- **Given data**:
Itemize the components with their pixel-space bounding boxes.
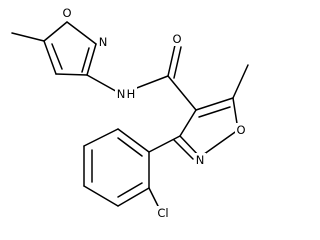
atom-label-nitrogen-top-ring: N	[99, 35, 108, 49]
atom-bg-n-right	[194, 153, 206, 167]
bond-c4-c5-inner	[51, 43, 63, 70]
bond-carbonyl-c-ring	[167, 75, 197, 111]
atom-label-carbonyl-oxygen: O	[172, 32, 181, 46]
bond-carbonyl-c-o-double	[173, 46, 182, 79]
bond-carbonyl-c-o	[167, 44, 176, 77]
atom-label-nitrogen-right-ring: N	[196, 153, 205, 167]
bond-c4-c5	[43, 40, 57, 75]
atom-label-oxygen-top-ring: O	[62, 6, 71, 20]
bond-c3-c4	[55, 73, 88, 76]
bond-isoxazole-phenyl	[148, 135, 181, 153]
bond-phenyl-c3-c2	[117, 187, 150, 207]
chemical-structure-diagram: O N N H O O N Cl	[11, 6, 249, 220]
bond-o1-n2-central	[199, 129, 239, 158]
atom-label-amide-nitrogen: N	[117, 87, 126, 101]
bond-n2-c3-central-double	[173, 139, 194, 160]
bond-c5-methyl-central	[232, 64, 249, 99]
bond-phenyl-c1-c6	[117, 128, 150, 153]
bond-c5-o1	[43, 21, 68, 42]
atom-label-amide-hydrogen: H	[127, 87, 136, 101]
bond-phenyl-c6-c5	[83, 128, 119, 147]
atom-bg-o-top	[61, 6, 74, 20]
atom-label-oxygen-right-ring: O	[236, 123, 245, 137]
atom-bg-nh	[115, 87, 137, 101]
bond-c3-c4-central	[179, 109, 197, 137]
atom-label-chlorine: Cl	[157, 206, 168, 220]
bond-phenyl-c1-c6-inner	[117, 137, 143, 157]
bond-c4-c5-central-double	[198, 106, 231, 118]
bond-c4-c5-central	[195, 97, 234, 111]
atom-bg-carbonyl-o	[170, 32, 183, 46]
bond-o1-n2	[66, 21, 97, 45]
bond-phenyl-c4-c3	[83, 185, 119, 207]
bond-methyl-c5	[11, 32, 45, 42]
bond-n2-c3	[86, 43, 97, 76]
bond-phenyl-c3-c2-inner	[117, 182, 143, 198]
atom-bg-o-right	[235, 123, 248, 137]
atom-bg-n-top	[97, 35, 109, 49]
structure-canvas: O N N H O O N Cl	[11, 6, 249, 220]
bond-n2-c3-inner	[81, 47, 90, 73]
atom-bg-cl	[154, 206, 172, 220]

- **Direction**: Which lines in the material above contain the string "oxygen"? Pick out each of them and copy it in full.

- **Response to the task**:
atom-label-carbonyl-oxygen: O	[172, 32, 181, 46]
atom-label-oxygen-top-ring: O	[62, 6, 71, 20]
atom-label-oxygen-right-ring: O	[236, 123, 245, 137]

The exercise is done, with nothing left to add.